* BEGIN INPUT DATA *
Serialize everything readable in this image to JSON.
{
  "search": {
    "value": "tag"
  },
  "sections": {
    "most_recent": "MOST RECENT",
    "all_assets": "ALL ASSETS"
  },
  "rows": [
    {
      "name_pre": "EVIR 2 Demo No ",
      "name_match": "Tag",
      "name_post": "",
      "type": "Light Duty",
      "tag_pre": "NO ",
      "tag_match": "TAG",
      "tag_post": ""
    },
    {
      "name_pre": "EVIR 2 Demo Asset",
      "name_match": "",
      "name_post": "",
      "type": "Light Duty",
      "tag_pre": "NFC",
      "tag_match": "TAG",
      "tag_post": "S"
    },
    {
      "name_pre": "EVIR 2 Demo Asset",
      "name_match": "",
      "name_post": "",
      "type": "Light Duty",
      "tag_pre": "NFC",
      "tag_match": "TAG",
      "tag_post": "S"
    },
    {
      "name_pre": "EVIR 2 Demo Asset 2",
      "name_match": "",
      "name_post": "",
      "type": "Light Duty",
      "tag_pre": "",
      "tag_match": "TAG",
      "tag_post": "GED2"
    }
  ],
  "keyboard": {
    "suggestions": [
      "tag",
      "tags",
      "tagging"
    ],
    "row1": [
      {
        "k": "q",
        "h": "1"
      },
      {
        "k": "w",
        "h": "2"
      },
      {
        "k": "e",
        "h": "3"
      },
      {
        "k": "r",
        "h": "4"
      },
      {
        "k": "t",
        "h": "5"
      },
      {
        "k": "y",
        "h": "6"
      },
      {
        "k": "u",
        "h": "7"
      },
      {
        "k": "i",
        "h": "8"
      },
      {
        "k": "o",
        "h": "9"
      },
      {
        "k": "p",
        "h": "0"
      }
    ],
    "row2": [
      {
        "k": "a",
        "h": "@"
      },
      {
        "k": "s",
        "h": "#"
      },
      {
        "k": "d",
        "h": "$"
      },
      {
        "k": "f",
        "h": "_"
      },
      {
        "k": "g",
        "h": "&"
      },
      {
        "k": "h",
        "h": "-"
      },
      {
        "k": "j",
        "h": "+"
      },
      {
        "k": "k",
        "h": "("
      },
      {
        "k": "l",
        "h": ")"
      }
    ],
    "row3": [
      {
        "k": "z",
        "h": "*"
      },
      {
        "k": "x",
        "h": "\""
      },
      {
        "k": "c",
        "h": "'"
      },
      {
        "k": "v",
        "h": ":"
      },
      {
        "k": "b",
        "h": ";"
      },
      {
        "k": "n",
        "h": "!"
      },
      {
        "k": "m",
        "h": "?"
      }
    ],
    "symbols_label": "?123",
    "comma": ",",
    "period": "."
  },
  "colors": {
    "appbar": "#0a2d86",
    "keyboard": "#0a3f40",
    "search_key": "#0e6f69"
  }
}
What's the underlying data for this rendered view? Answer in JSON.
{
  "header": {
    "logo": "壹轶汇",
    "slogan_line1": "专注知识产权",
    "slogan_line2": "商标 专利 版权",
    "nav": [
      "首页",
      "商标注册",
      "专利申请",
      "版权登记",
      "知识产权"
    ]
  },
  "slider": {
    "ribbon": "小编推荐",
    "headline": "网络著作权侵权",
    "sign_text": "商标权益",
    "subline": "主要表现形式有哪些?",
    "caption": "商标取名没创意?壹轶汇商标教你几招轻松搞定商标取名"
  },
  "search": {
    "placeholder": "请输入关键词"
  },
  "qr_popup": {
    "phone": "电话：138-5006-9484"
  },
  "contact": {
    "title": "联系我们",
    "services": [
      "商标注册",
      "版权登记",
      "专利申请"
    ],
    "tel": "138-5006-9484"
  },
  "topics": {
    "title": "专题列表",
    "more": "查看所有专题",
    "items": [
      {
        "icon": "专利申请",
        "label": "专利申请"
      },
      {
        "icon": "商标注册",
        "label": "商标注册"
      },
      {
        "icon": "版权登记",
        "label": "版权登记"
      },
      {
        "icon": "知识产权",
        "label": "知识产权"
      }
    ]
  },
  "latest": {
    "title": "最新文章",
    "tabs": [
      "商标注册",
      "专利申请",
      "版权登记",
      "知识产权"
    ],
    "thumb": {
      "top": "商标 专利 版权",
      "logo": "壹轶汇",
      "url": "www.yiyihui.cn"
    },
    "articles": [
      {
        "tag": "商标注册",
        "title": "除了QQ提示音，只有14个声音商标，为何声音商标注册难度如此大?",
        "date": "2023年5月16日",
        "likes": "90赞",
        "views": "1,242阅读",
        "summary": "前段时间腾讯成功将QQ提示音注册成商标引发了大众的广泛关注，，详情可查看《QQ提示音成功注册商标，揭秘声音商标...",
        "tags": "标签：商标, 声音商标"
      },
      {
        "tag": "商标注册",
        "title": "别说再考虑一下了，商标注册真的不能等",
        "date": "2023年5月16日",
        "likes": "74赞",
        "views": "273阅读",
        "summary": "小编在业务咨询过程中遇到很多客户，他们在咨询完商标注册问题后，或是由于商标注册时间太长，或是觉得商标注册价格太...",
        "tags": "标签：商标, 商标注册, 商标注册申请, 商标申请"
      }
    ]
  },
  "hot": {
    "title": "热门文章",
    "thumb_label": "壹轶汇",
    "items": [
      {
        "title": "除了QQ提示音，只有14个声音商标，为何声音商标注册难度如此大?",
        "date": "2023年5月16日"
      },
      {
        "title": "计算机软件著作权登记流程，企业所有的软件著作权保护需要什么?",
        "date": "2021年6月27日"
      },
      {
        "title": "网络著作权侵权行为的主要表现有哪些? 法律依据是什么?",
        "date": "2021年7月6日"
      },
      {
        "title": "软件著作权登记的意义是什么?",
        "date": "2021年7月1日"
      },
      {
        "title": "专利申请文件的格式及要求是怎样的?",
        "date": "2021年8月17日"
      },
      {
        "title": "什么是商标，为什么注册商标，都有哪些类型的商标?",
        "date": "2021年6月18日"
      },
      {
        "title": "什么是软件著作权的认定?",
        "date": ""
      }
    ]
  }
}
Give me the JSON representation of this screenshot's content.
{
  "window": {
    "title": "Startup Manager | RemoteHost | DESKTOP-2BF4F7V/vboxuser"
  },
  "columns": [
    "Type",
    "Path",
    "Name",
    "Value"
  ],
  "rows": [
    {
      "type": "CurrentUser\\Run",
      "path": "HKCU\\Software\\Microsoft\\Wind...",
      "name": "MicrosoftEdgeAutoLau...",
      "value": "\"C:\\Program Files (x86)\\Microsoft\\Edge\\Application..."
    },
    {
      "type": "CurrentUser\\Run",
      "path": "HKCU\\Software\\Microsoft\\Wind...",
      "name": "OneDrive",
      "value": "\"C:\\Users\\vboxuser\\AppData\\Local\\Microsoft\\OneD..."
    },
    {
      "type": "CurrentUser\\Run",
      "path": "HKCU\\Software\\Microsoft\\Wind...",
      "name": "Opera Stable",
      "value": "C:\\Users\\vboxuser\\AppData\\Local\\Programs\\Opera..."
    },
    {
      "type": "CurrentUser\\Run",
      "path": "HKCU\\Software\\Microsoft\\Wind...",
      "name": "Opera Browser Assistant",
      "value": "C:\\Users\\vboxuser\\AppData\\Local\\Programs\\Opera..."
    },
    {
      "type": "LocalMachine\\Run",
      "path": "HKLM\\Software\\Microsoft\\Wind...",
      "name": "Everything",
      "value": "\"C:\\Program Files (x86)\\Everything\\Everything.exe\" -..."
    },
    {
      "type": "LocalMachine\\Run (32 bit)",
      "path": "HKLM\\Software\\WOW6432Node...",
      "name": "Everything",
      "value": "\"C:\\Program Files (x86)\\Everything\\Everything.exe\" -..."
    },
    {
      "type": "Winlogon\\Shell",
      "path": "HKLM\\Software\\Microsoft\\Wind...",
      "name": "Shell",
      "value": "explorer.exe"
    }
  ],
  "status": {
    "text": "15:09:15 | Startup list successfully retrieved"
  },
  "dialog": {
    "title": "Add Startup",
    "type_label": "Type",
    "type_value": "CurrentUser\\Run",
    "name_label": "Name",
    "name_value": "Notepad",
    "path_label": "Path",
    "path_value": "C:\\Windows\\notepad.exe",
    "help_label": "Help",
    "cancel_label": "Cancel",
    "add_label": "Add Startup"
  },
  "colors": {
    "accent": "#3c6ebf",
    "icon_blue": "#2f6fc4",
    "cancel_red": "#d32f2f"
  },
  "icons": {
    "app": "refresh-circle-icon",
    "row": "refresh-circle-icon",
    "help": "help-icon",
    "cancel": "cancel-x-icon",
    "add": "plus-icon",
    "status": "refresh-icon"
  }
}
* END INPUT DATA *
◆ REQUIRED WORK
Of the lines above, how many contain the string "vboxuser"? Only the number is required.

◆ THE SOLUTION
4